Exercise details
Pick out and copy every line below that has the word "date".

──────────────────────────────

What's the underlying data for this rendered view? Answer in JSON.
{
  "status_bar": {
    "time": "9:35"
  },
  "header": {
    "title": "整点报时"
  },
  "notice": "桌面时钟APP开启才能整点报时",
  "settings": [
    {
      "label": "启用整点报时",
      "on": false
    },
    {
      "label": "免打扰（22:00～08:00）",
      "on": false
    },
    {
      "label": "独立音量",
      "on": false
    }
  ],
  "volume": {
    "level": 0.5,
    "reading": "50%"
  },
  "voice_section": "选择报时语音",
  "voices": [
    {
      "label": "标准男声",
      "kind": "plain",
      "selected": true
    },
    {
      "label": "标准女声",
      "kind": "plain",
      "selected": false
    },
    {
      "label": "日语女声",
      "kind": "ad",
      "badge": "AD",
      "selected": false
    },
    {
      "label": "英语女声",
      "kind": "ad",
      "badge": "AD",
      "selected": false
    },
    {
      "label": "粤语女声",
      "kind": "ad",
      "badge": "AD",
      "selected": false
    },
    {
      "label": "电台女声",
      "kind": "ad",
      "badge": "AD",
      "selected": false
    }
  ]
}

──────────────────────────────

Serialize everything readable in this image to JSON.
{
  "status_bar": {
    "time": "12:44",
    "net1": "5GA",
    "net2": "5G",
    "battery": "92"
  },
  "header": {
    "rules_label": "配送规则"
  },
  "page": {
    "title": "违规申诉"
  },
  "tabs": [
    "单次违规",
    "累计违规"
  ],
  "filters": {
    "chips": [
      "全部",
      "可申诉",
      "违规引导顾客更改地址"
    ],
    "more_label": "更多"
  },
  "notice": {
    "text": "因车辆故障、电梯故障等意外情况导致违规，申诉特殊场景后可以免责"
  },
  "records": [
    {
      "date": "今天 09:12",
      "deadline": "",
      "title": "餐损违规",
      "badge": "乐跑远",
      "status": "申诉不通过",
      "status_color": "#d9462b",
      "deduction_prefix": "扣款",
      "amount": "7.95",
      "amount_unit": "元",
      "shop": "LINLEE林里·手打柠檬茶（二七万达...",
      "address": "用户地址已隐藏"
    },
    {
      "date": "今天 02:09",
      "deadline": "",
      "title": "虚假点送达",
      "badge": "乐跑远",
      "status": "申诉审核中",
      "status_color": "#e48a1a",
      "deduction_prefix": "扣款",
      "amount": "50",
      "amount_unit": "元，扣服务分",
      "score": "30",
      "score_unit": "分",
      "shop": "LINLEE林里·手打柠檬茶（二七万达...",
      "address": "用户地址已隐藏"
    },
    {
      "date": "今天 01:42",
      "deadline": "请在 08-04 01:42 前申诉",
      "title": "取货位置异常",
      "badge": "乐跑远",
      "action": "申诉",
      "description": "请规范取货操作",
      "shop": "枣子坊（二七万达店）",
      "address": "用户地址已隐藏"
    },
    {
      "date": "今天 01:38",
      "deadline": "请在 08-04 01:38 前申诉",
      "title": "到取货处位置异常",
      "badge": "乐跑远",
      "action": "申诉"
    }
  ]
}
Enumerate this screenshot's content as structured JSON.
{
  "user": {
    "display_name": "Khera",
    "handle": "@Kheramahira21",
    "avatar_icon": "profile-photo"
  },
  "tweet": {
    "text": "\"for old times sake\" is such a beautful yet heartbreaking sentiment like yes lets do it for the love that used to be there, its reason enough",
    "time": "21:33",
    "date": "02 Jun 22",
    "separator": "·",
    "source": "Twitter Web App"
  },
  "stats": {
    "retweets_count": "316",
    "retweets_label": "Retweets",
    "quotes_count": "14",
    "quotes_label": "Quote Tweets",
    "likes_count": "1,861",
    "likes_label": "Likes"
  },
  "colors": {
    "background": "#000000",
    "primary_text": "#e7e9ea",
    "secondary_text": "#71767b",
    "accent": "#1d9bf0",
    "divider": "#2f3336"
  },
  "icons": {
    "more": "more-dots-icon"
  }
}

──────────────────────────────

Reply
      "date": "今天 09:12",
      "date": "今天 02:09",
      "date": "今天 01:42",
      "date": "今天 01:38",
    "date": "02 Jun 22",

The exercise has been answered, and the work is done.